▶ [Travail à réaliser]
1. D'après les remarques liminaires de l'avis de l'Autorité de régulation sur le projet de loi antiterroriste, pourquoi ce projet de loi concerne-t-il le secteur des communications électroniques ? Répondez en une à trois phrases.
2. Répondez brièvement aux questions suivantes sur l'avis de l'Autorité de régulation sur le projet de loi antiterroriste.
(a) À quelle date la directive 2002/58/CE a-t-elle été adoptée ?
(b) Quel article de la loi no 86-1067 du 30 septembre 1986 est spécialement visé ?
(c) À quelle date l'Autorité a-t-elle délibéré ?
3. Poursuivez l'avis de l'Autorité de régulation sur le projet de loi antiterroriste à partir de sa dernière phrase.

▶ [Extrait fourni]
━━━━━━━━━━━━━━━━
L'Autorité de régulation des communications électroniques et des postes,

Vu la directive 97/66 /CE du Parlement européen et du Conseil du 15 décembre 1997 concernant le traitement des données à caractère personnel et la protection de la vie privée dans le secteur des télécommunications ;

Vu la directive 2002/58 /CE du Parlement européen et du Conseil, en date du 12 juillet 2002, concernant le traitement des données à caractère personnel et la protection de la vie privée dans le secteur des communications électroniques ;

Vu le code des postes et des communications électroniques, et notamment ses articles L. 32-1, L. 33-1, L. 33-2, L. 34-1, L. 34-2 et L. 39-3 ;

Vu la loi no 78-17 du 6 janvier 1978 modifiée relative à l'informatique, aux fichiers et aux libertés, et notamment ses articles 15, 36 et 37 ;

Vu la loi no 86-1067 du 30 septembre 1986 relative à la liberté de communication, et notamment son article 43-9 ;

Vu la loi no 2001-1062 du 15 novembre 2001 relative à la sécurité quotidienne, notamment son article 29 ;

Vu la loi no 2003-239 du 18 mars 2003 pour la sécurité intérieure, et notamment son article 20 ;

Vu la loi no 2004-669 du 9 juillet 2004 relative aux communications électroniques et aux services de communication audiovisuelle ;

Vu le décret no 78-774 du 17 juillet 1978 modifié pris pour l'application de la loi no 78-17 du 6 janvier 1978 relative à l'informatique, aux fichiers et aux libertés ;

Vu le décret no 79-1160 du 28 décembre 1979 fixant les conditions d'application aux traitements d'informations nominatives intéressant la sécurité de l'Etat, la défense et la sécurité publique de la loi no 78-17 du 6 janvier 1978 relative à l'informatique, aux fichiers et aux libertés ;

Vu l'avis no 2001-423 de l'Autorité de régulation des télécommunications en date du 2 mai 2001 sur le projet de loi sur la société de l'information ;

Vu la demande d'avis du ministre délégué à l'industrie en date du 7 octobre 2005 ;

Après en avoir délibéré le 13 octobre 2005,



I. - Remarques liminaires


Dans le cadre du projet de loi relatif à la lutte contre le terrorisme, deux dispositions intéressent directement le secteur des communications électroniques.
━━━━━━━━━━━━━━━━
▶ [Liste des enregistrements]
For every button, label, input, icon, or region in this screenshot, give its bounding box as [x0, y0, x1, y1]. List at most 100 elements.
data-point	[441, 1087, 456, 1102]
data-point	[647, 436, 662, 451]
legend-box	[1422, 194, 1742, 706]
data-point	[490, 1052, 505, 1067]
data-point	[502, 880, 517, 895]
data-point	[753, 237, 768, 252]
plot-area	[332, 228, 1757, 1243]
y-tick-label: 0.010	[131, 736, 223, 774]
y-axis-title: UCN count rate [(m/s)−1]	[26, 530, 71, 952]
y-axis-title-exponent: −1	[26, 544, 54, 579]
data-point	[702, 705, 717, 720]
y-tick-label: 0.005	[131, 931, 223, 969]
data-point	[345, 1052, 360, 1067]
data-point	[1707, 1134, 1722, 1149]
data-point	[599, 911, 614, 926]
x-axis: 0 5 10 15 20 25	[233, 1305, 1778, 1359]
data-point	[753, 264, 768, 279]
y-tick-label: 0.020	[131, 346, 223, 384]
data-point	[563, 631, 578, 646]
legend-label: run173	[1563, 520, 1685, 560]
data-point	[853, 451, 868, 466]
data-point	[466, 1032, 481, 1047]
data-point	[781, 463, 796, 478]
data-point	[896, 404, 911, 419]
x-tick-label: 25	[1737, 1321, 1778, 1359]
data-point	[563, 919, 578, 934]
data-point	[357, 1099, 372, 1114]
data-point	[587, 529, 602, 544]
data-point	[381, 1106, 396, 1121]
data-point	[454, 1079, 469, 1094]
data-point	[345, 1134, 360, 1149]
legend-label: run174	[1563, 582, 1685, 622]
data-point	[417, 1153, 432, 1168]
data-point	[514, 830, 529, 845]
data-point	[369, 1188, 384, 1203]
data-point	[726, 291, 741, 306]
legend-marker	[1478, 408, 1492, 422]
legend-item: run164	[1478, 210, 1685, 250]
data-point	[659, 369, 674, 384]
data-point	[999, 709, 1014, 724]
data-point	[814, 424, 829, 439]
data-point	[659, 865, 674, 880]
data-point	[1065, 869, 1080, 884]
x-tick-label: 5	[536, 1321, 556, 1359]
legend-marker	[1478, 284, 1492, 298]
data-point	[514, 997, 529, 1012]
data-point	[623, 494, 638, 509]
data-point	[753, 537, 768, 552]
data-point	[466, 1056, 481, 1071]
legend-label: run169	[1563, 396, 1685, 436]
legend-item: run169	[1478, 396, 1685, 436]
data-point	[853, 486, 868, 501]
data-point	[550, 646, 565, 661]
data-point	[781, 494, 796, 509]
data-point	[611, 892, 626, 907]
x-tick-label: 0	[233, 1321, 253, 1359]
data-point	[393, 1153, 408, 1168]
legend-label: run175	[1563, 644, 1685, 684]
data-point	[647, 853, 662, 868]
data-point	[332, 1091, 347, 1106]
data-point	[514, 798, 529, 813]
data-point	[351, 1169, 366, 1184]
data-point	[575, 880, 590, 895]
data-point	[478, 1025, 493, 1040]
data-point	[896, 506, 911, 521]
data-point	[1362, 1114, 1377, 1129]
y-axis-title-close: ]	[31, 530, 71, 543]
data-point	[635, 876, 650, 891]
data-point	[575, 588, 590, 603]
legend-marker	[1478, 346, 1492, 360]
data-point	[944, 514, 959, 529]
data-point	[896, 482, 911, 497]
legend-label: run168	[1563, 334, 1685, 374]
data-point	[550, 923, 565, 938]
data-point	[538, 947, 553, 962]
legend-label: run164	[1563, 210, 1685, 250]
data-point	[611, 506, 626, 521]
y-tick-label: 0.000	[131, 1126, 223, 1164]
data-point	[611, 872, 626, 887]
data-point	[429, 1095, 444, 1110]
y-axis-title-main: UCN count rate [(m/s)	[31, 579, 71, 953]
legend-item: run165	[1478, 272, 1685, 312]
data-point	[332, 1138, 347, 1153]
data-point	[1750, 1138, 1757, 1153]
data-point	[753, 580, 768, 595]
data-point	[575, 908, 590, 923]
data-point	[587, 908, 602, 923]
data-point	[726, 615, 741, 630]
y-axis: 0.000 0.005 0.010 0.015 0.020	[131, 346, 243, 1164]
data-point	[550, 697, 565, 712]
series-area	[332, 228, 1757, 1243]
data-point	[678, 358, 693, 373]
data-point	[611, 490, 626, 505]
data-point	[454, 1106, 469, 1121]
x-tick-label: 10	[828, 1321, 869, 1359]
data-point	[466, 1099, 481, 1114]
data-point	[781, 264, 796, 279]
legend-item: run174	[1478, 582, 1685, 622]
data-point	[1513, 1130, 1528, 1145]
━━━━━━━━━━━━━━━━
▶ [Résultats par tâche]
1. Deux dispositions du projet de loi relatif à la lutte contre le terrorisme intéressent directement le secteur des communications électroniques.

2.
(a) Le 12 juillet 2002.
(b) L'article 43-9.
(c) Le 13 octobre 2005.

3.
En premier lieu, le projet d'article 6, dans la mesure où il impose aux cybercafés et aux « fournisseurs d'accès wifi publics » la conservation des données liées à une connexion dans le cadre des dispositions de l'article L. 34-1 du code des postes et des communications électroniques (CPCE).

En second lieu, le projet d'article 7 en tant qu'il prévoit la transmission de ces données aux services de police lors d'enquêtes préventives, en amont d'une action judiciaire.

L'Autorité de régulation des communications électroniques et des postes entend se prononcer en priorité sur les dispositions du projet d'article 6.

La mesure prévoit de compléter l'article L. 34-1 du CPCE en ajoutant que « les personnes physiques ou morales dont l'activité professionnelle directe ou indirecte est d'offrir une connexion Internet à destination du public, par l'intermédiaire d'un accès au réseau, à titre gratuit ou à titre payant, sont assimilées aux opérateurs de communications en ligne pour le respect des dispositions de cet article ».

Ainsi, il résulte de ce projet d'article que les cybercafés et les fournisseurs d'accès à des réseaux de communications électroniques accessibles via une borne wifi relèvent du même régime juridique que celui qui s'applique aux opérateurs de communications électroniques visés originairement par les dispositions de l'article L. 34-1 précité.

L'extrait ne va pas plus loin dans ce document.